• **EXTRAIT DU TEXTE**:
□ □ □ □ □
« Sémillant, sémillante : qui est d’une vivacité pétillante et gaie » dit le Larousse. Incontestablement, il y a de l’animation dans l’air chez Sémilla rue de Seine. La salle est pleine à craquer, nourrie de mangeurs enthousiastes visiblement heureux d’être là. En cuisine, chacun s’affaire à ciel ouvert. Le trio d’entrées démarre bien, c’est ludique, malin. Et puis arrive la grande assiette, axée autour de la carotte. C’est bon, généreux, sirupeux, velouté. Mais dans quelques  jours, on aura tout oublié. A l’image de la serveuse qui, volontaire, peine pourtant à décrire les propositions en détail. Les fans des lieux (parmi lesquels un certain François Simon) crieront au scandale, rétorqueront que nous n’avons rien pigé à la cuisine du tandem Thomas Estrader et Eric Trochon. Manque de bol, les deux compères sont aux abonnés absents ce midi…

D’autres diront qu’à 24 euros la formule déjeuner, il ne faudrait pas commencer à faire la fine bouche. Non, pas de plainte mais une simple remarque : il est des popotes marquantes à tous les niveaux. Et ce n’est pas le cas ici. Histoire de ne pas rester sur ce sentiment ni tout à fait satisfaisant ni tout à fait décevant, on demande trois desserts (pour deux). Tarte au chocolat, grué, sorbet muscovado. Gel de mandarine, crème noisette, meringue, poivre de Timut. Biscuit coco, céleri, avocat, sorbet mangue-citronnelle. Là, c’est un cran au-dessous. Non pas que ce soit mauvais. Mais les desserts ne dialoguent pas avec le client. Ils s’annoncent avec un enthousiasme bistronomique mais versent à côté. Sérieux mais sans charme, parce que les associations ne marchent pas vraiment. La chef pâtissière déserte elle aussi les cuisines. Il paraît que c’est mieux quand elle signe elle-même son travail.
□ □ □ □ □
• **DONNÉES FOURNIES**:
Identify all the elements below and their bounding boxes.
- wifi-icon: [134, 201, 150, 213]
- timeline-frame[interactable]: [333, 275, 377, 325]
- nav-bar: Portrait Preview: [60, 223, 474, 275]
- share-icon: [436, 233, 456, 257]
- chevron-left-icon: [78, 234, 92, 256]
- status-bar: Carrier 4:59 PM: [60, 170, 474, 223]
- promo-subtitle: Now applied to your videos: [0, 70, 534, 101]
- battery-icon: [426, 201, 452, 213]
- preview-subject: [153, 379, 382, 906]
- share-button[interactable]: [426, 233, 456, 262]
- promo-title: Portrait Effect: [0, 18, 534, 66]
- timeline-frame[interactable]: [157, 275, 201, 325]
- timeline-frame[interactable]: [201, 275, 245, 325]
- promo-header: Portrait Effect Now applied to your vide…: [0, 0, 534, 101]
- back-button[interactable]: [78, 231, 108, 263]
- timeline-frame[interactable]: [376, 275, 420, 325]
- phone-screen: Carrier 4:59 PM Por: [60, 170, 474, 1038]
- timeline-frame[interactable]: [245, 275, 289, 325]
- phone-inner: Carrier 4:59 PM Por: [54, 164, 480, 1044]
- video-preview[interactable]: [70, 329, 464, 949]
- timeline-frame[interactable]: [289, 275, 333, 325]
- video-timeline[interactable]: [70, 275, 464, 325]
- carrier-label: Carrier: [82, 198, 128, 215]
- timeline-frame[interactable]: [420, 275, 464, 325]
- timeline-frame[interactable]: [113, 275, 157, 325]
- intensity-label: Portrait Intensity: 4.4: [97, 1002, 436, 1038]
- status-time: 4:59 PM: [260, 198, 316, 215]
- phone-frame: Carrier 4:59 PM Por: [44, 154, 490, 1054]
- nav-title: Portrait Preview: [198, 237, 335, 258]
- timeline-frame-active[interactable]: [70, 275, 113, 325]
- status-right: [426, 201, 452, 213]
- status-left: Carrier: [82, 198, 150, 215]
□ □ □ □ □
• **CONSIGNE**:
Répondez à ces questions sur l'extrait :
(a) Autour de quel légume la grande assiette est-elle axée ?
(b) Quel est le prix de la formule déjeuner ?
(c) Combien de desserts sont commandés, et pour combien de personnes ?

• **ZONE DE RÉPONSE**:
(a) La carotte.
(b) 24 euros.
(c) Trois desserts, pour deux.